▶ [Problem]:
Write out the full set of records exactly. Any pictures in them do not belong in the copy.

(Stored records)
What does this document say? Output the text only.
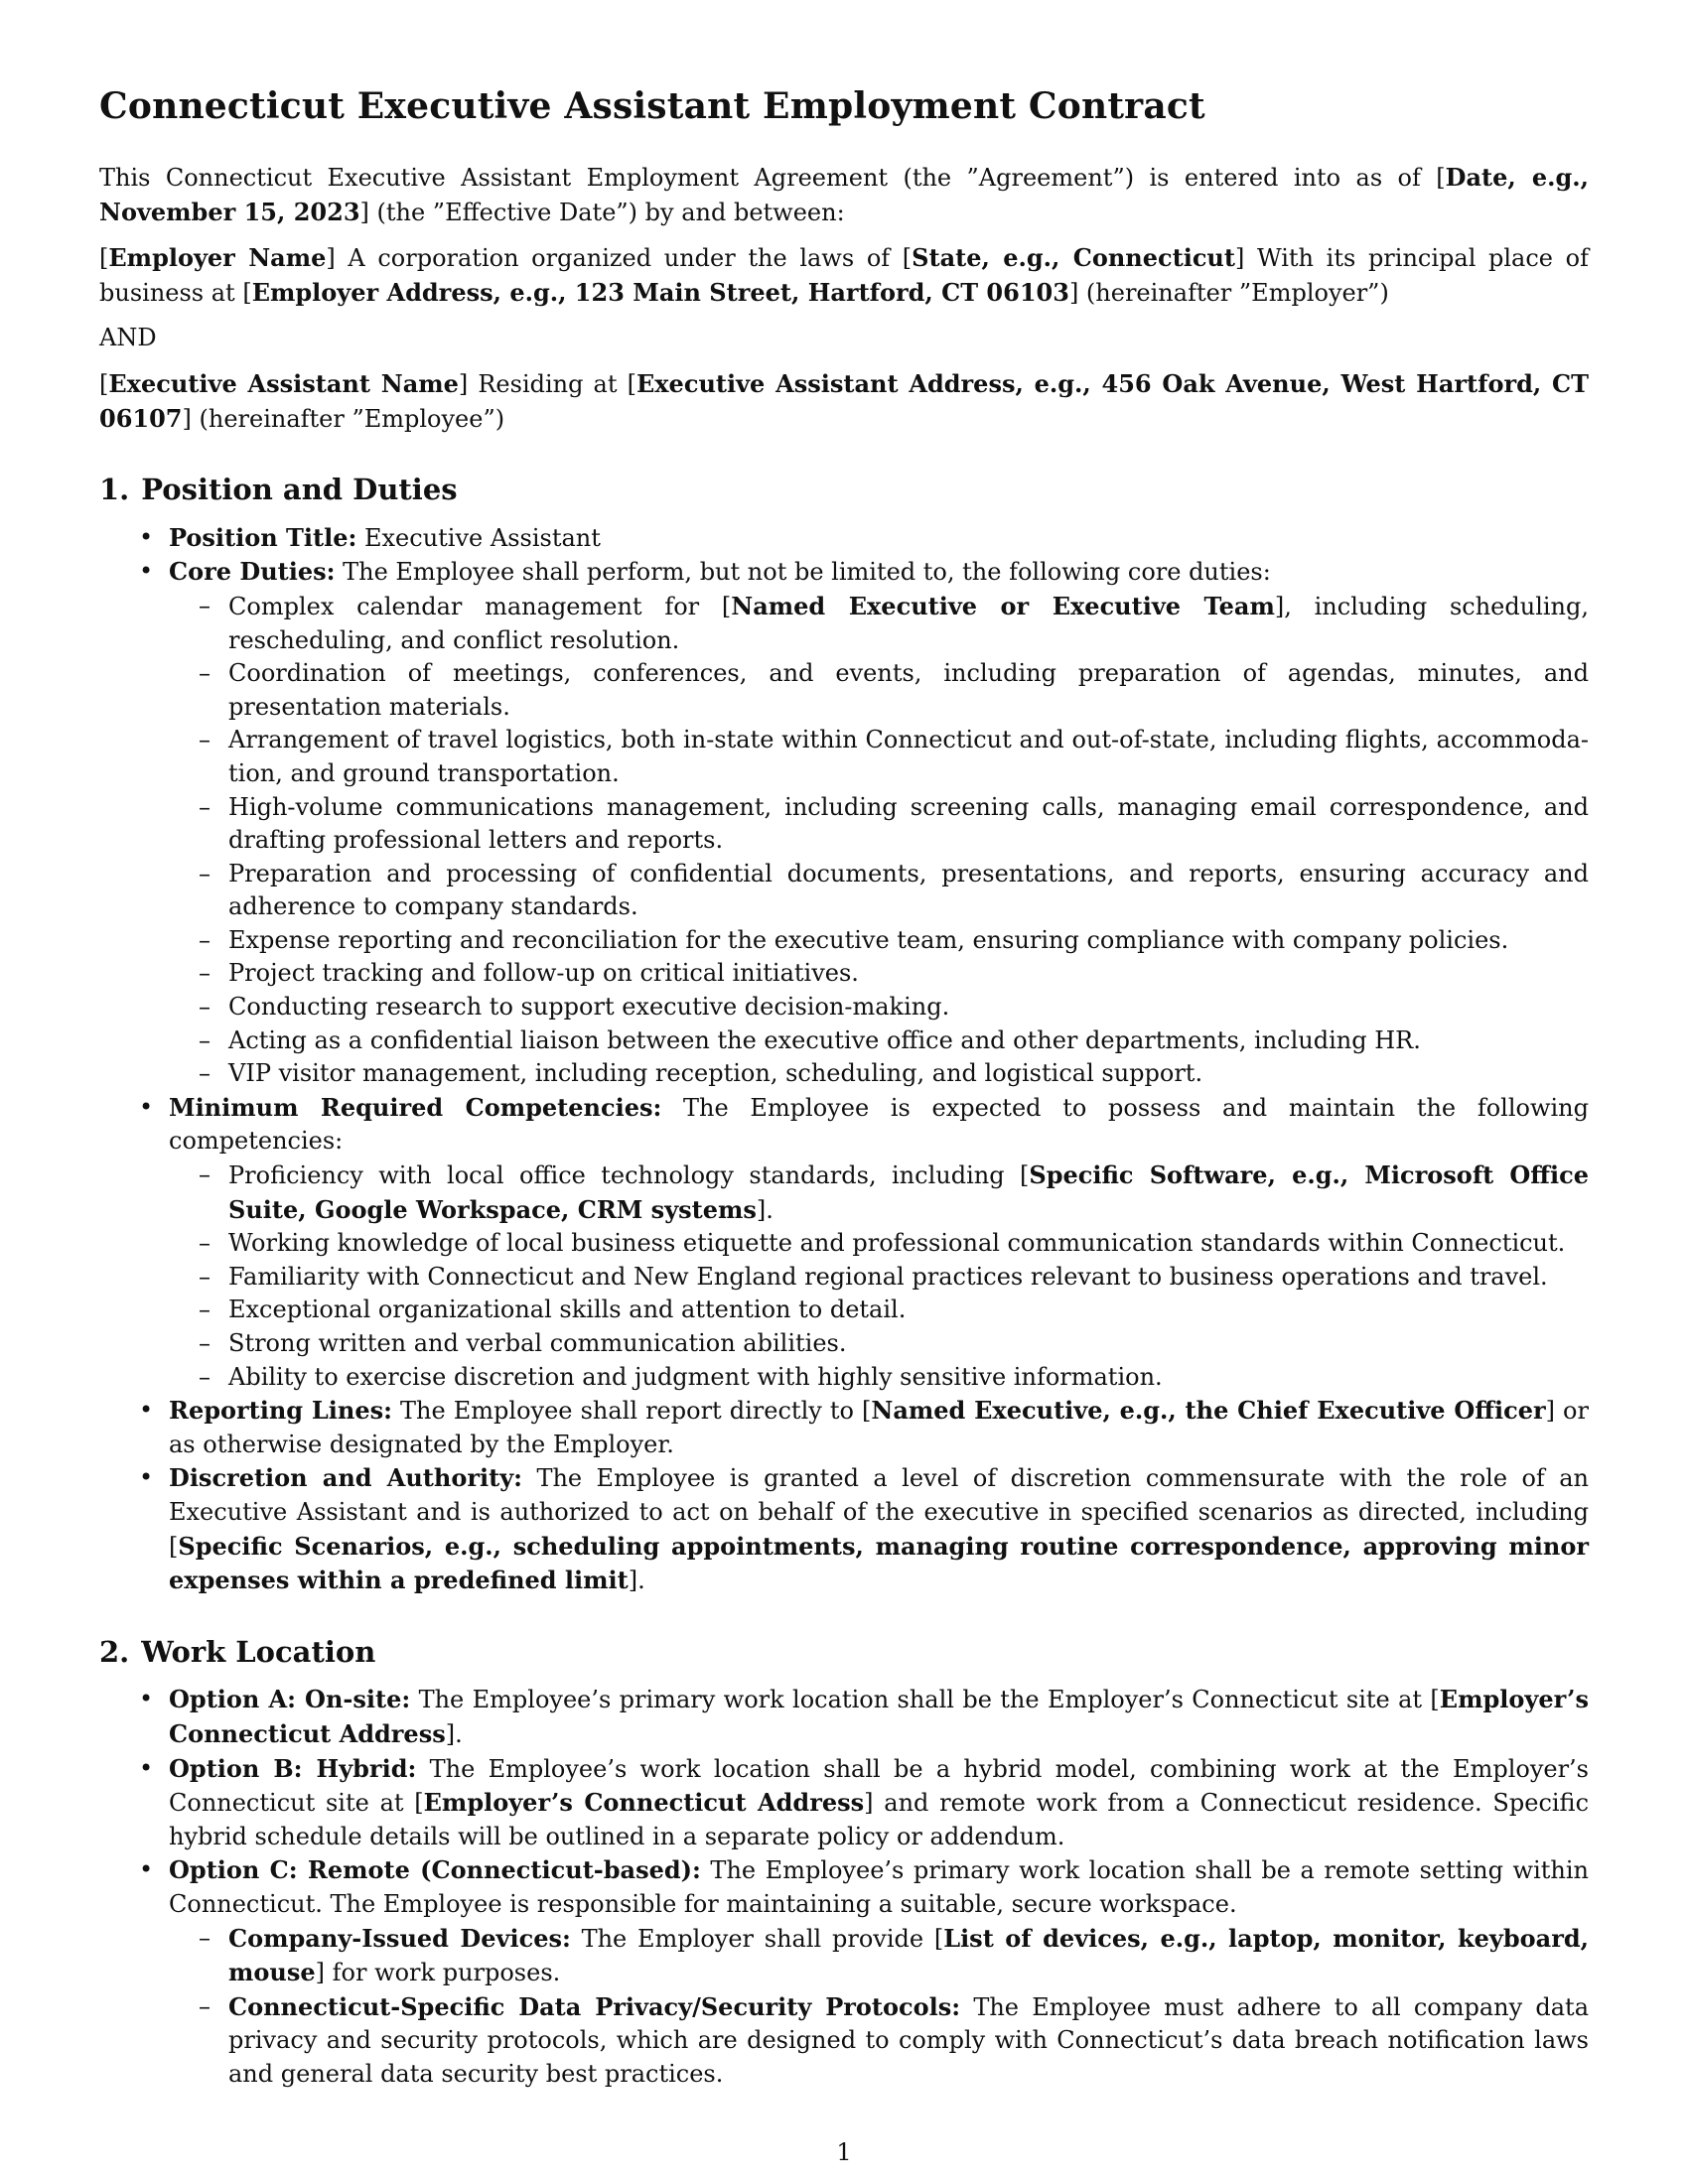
Connecticut Executive Assistant Employment Contract

This Connecticut Executive Assistant Employment Agreement (the ”Agreement”) is entered into as of [Date, e.g., November 15, 2023] (the ”Effective Date”) by and between:

[Employer Name] A corporation organized under the laws of [State, e.g., Connecticut] With its principal place of business at [Employer Address, e.g., 123 Main Street, Hartford, CT 06103] (hereinafter ”Employer”)

AND

[Executive Assistant Name] Residing at [Executive Assistant Address, e.g., 456 Oak Avenue, West Hartford, CT 06107] (hereinafter ”Employee”)

1. Position and Duties
• Position Title: Executive Assistant
• Core Duties: The Employee shall perform, but not be limited to, the following core duties:
– Complex calendar management for [Named Executive or Executive Team], including scheduling, rescheduling, and conflict resolution.
– Coordination of meetings, conferences, and events, including preparation of agendas, minutes, and presentation materials.
– Arrangement of travel logistics, both in-state within Connecticut and out-of-state, including flights, accommoda- tion, and ground transportation.
– High-volume communications management, including screening calls, managing email correspondence, and drafting professional letters and reports.
– Preparation and processing of confidential documents, presentations, and reports, ensuring accuracy and adherence to company standards.
– Expense reporting and reconciliation for the executive team, ensuring compliance with company policies.
– Project tracking and follow-up on critical initiatives.
– Conducting research to support executive decision-making.
– Acting as a confidential liaison between the executive office and other departments, including HR.
– VIP visitor management, including reception, scheduling, and logistical support.
• Minimum Required Competencies: The Employee is expected to possess and maintain the following competencies:
– Proficiency with local office technology standards, including [Specific Software, e.g., Microsoft Office Suite, Google Workspace, CRM systems].
– Working knowledge of local business etiquette and professional communication standards within Connecticut.
– Familiarity with Connecticut and New England regional practices relevant to business operations and travel.
– Exceptional organizational skills and attention to detail.
– Strong written and verbal communication abilities.
– Ability to exercise discretion and judgment with highly sensitive information.
• Reporting Lines: The Employee shall report directly to [Named Executive, e.g., the Chief Executive Officer] or as otherwise designated by the Employer.
• Discretion and Authority: The Employee is granted a level of discretion commensurate with the role of an Executive Assistant and is authorized to act on behalf of the executive in specified scenarios as directed, including [Specific Scenarios, e.g., scheduling appointments, managing routine correspondence, approving minor expenses within a predefined limit].
2. Work Location
• Option A: On-site: The Employee’s primary work location shall be the Employer’s Connecticut site at [Employer’s Connecticut Address].
• Option B: Hybrid: The Employee’s work location shall be a hybrid model, combining work at the Employer’s Connecticut site at [Employer’s Connecticut Address] and remote work from a Connecticut residence. Specific hybrid schedule details will be outlined in a separate policy or addendum.
• Option C: Remote (Connecticut-based): The Employee’s primary work location shall be a remote setting within Connecticut. The Employee is responsible for maintaining a suitable, secure workspace.
– Company-Issued Devices: The Employer shall provide [List of devices, e.g., laptop, monitor, keyboard, mouse] for work purposes.
– Connecticut-Specific Data Privacy/Security Protocols: The Employee must adhere to all company data privacy and security protocols, which are designed to comply with Connecticut’s data breach notification laws and general data security best practices.
1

▶ [Expected output]:
What does this document say? Output the text only.
Connecticut Executive Assistant Employment Contract

This Connecticut Executive Assistant Employment Agreement (the ”Agreement”) is entered into as of [Date, e.g., November 15, 2023] (the ”Effective Date”) by and between:

[Employer Name] A corporation organized under the laws of [State, e.g., Connecticut] With its principal place of business at [Employer Address, e.g., 123 Main Street, Hartford, CT 06103] (hereinafter ”Employer”)

AND

[Executive Assistant Name] Residing at [Executive Assistant Address, e.g., 456 Oak Avenue, West Hartford, CT 06107] (hereinafter ”Employee”)

1. Position and Duties
• Position Title: Executive Assistant
• Core Duties: The Employee shall perform, but not be limited to, the following core duties:
– Complex calendar management for [Named Executive or Executive Team], including scheduling, rescheduling, and conflict resolution.
– Coordination of meetings, conferences, and events, including preparation of agendas, minutes, and presentation materials.
– Arrangement of travel logistics, both in-state within Connecticut and out-of-state, including flights, accommoda- tion, and ground transportation.
– High-volume communications management, including screening calls, managing email correspondence, and drafting professional letters and reports.
– Preparation and processing of confidential documents, presentations, and reports, ensuring accuracy and adherence to company standards.
– Expense reporting and reconciliation for the executive team, ensuring compliance with company policies.
– Project tracking and follow-up on critical initiatives.
– Conducting research to support executive decision-making.
– Acting as a confidential liaison between the executive office and other departments, including HR.
– VIP visitor management, including reception, scheduling, and logistical support.
• Minimum Required Competencies: The Employee is expected to possess and maintain the following competencies:
– Proficiency with local office technology standards, including [Specific Software, e.g., Microsoft Office Suite, Google Workspace, CRM systems].
– Working knowledge of local business etiquette and professional communication standards within Connecticut.
– Familiarity with Connecticut and New England regional practices relevant to business operations and travel.
– Exceptional organizational skills and attention to detail.
– Strong written and verbal communication abilities.
– Ability to exercise discretion and judgment with highly sensitive information.
• Reporting Lines: The Employee shall report directly to [Named Executive, e.g., the Chief Executive Officer] or as otherwise designated by the Employer.
• Discretion and Authority: The Employee is granted a level of discretion commensurate with the role of an Executive Assistant and is authorized to act on behalf of the executive in specified scenarios as directed, including [Specific Scenarios, e.g., scheduling appointments, managing routine correspondence, approving minor expenses within a predefined limit].
2. Work Location
• Option A: On-site: The Employee’s primary work location shall be the Employer’s Connecticut site at [Employer’s Connecticut Address].
• Option B: Hybrid: The Employee’s work location shall be a hybrid model, combining work at the Employer’s Connecticut site at [Employer’s Connecticut Address] and remote work from a Connecticut residence. Specific hybrid schedule details will be outlined in a separate policy or addendum.
• Option C: Remote (Connecticut-based): The Employee’s primary work location shall be a remote setting within Connecticut. The Employee is responsible for maintaining a suitable, secure workspace.
– Company-Issued Devices: The Employer shall provide [List of devices, e.g., laptop, monitor, keyboard, mouse] for work purposes.
– Connecticut-Specific Data Privacy/Security Protocols: The Employee must adhere to all company data privacy and security protocols, which are designed to comply with Connecticut’s data breach notification laws and general data security best practices.
1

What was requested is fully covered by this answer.